-- GIVEN DATA start --

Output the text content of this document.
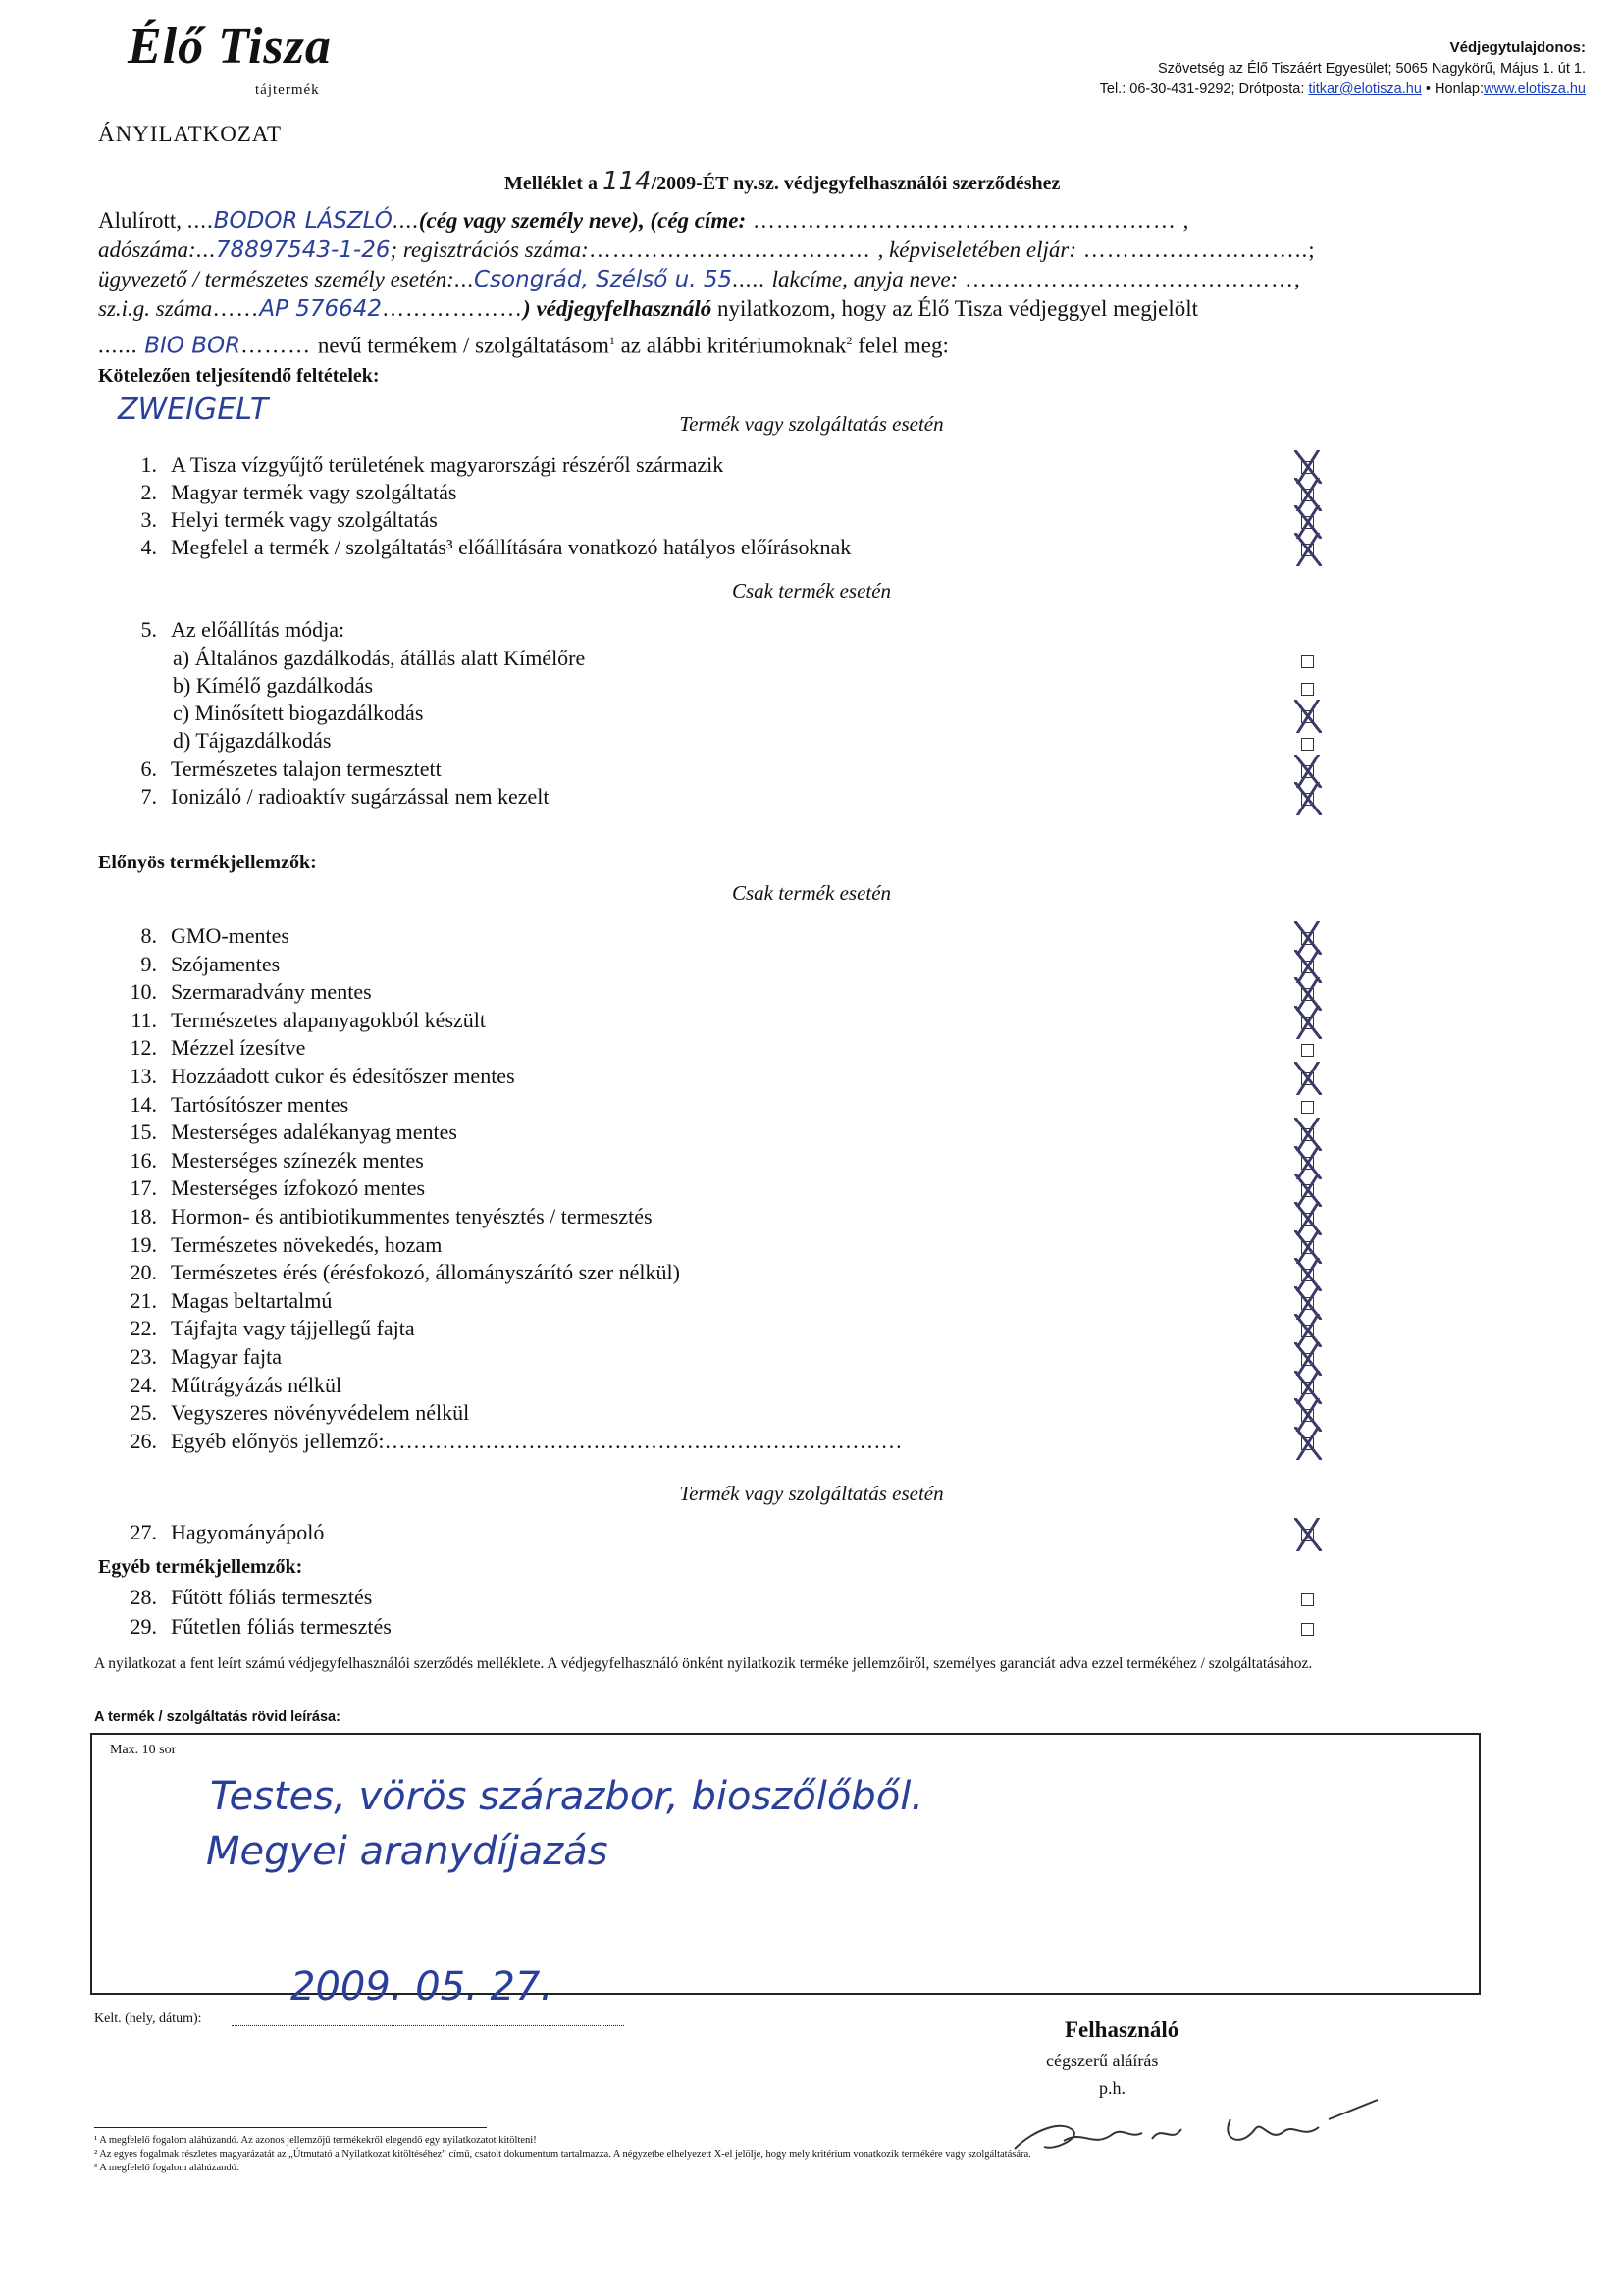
Élő Tisza
tájtermék
Védjegytulajdonos:
Szövetség az Élő Tiszáért Egyesület; 5065 Nagykörű, Május 1. út 1.
Tel.: 06-30-431-9292; Drótposta: titkar@elotisza.hu • Honlap:www.elotisza.hu
ÁNYILATKOZAT
Melléklet a 114/2009-ÉT ny.sz. védjegyfelhasználói szerződéshez
Alulírott, ....BODOR LÁSZLÓ....(cég vagy személy neve), (cég címe: ……………………………………………… ,
adószáma:...78897543-1-26; regisztrációs száma:……………………………… , képviseletében eljár: ………………………..;
ügyvezető / természetes személy esetén:...Csongrád, Szélső u. 55..... lakcíme, anyja neve: ……………………………………,
sz.i.g. száma……AP 576642………………) védjegyfelhasználó nyilatkozom, hogy az Élő Tisza védjeggyel megjelölt
...... BIO BOR……… nevű termékem / szolgáltatásom$^1$ az alábbi kritériumoknak$^2$ felel meg:
Kötelezően teljesítendő feltételek:
ZWEIGELT	Termék vagy szolgáltatás esetén
1. A Tisza vízgyűjtő területének magyarországi részéről származik
2. Magyar termék vagy szolgáltatás
3. Helyi termék vagy szolgáltatás
4. Megfelel a termék / szolgáltatás³ előállítására vonatkozó hatályos előírásoknak
Csak termék esetén
5. Az előállítás módja:
a) Általános gazdálkodás, átállás alatt Kímélőre
b) Kímélő gazdálkodás
c) Minősített biogazdálkodás
d) Tájgazdálkodás
6. Természetes talajon termesztett
7. Ionizáló / radioaktív sugárzással nem kezelt
Előnyös termékjellemzők:
Csak termék esetén
8. GMO-mentes
9. Szójamentes
10. Szermaradvány mentes
11. Természetes alapanyagokból készült
12. Mézzel ízesítve
13. Hozzáadott cukor és édesítőszer mentes
14. Tartósítószer mentes
15. Mesterséges adalékanyag mentes
16. Mesterséges színezék mentes
17. Mesterséges ízfokozó mentes
18. Hormon- és antibiotikummentes tenyésztés / termesztés
19. Természetes növekedés, hozam
20. Természetes érés (érésfokozó, állományszárító szer nélkül)
21. Magas beltartalmú
22. Tájfajta vagy tájjellegű fajta
23. Magyar fajta
24. Műtrágyázás nélkül
25. Vegyszeres növényvédelem nélkül
26. Egyéb előnyös jellemző:………………………………………………………………
Termék vagy szolgáltatás esetén
27. Hagyományápoló
Egyéb termékjellemzők:
28. Fűtött fóliás termesztés
29. Fűtetlen fóliás termesztés
A nyilatkozat a fent leírt számú védjegyfelhasználói szerződés melléklete. A védjegyfelhasználó önként nyilatkozik terméke jellemzőiről, személyes garanciát adva ezzel termékéhez / szolgáltatásához.
A termék / szolgáltatás rövid leírása:
Max. 10 sor
Testes, vörös szárazbor, bioszőlőből.
Megyei aranydíjazás
Kelt. (hely, dátum):
2009. 05. 27.
Felhasználó
cégszerű aláírás
p.h.
¹ A megfelelő fogalom aláhúzandó. Az azonos jellemzőjű termékekről elegendő egy nyilatkozatot kitölteni!
² Az egyes fogalmak részletes magyarázatát az „Útmutató a Nyilatkozat kitöltéséhez” című, csatolt dokumentum tartalmazza. A négyzetbe elhelyezett X-el jelölje, hogy mely kritérium vonatkozik termékére vagy szolgáltatására.
³ A megfelelő fogalom aláhúzandó.
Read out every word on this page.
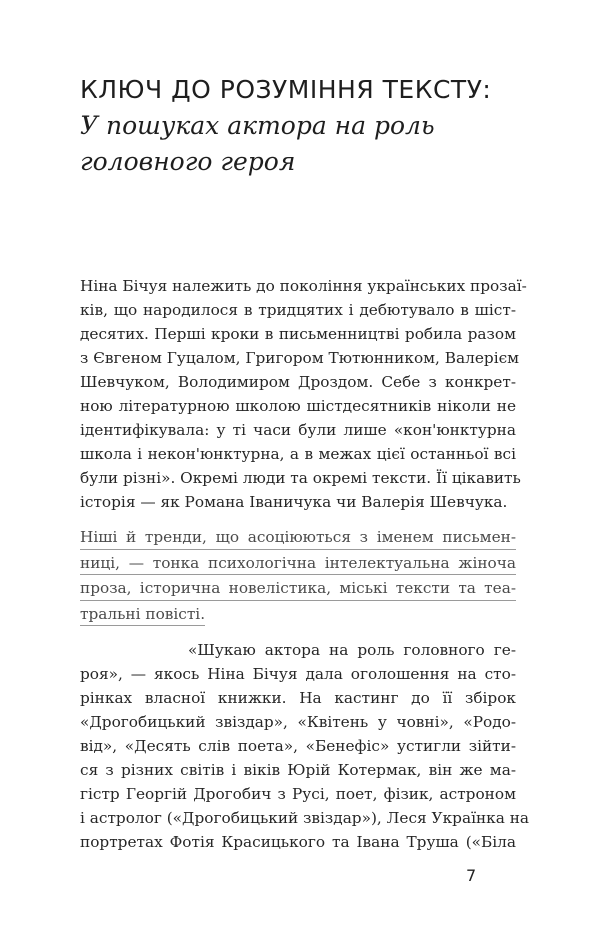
КЛЮЧ ДО РОЗУМІННЯ ТЕКСТУ:
У пошуках актора на роль
головного героя
Ніна Бічуя належить до покоління українських прозаї-
ків, що народилося в тридцятих і дебютувало в шіст-
десятих. Перші кроки в письменництві робила разом
з Євгеном Гуцалом, Григором Тютюнником, Валерієм
Шевчуком, Володимиром Дроздом. Себе з конкрет-
ною літературною школою шістдесятників ніколи не
ідентифікувала: у ті часи були лише «кон'юнктурна
школа і некон'юнктурна, а в межах цієї останньої всі
були різні». Окремі люди та окремі тексти. Її цікавить
історія — як Романа Іваничука чи Валерія Шевчука.
Ніші й тренди, що асоціюються з іменем письмен-
ниці, — тонка психологічна інтелектуальна жіноча
проза, історична новелістика, міські тексти та теа-
тральні повісті.
«Шукаю актора на роль головного ге-
роя», — якось Ніна Бічуя дала оголошення на сто-
рінках власної книжки. На кастинг до її збірок
«Дрогобицький звіздар», «Квітень у човні», «Родо-
від», «Десять слів поета», «Бенефіс» устигли зійти-
ся з різних світів і віків Юрій Котермак, він же ма-
гістр Георгій Дрогобич з Русі, поет, фізик, астроном
і астролог («Дрогобицький звіздар»), Леся Українка на
портретах Фотія Красицького та Івана Труша («Біла
7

-- GIVEN DATA end --

_WHAT IS REQUIRED_
Extract every line of the records above that contains the word "Mesterséges".

_RESULT BELOW_
15. Mesterséges adalékanyag mentes
16. Mesterséges színezék mentes
17. Mesterséges ízfokozó mentes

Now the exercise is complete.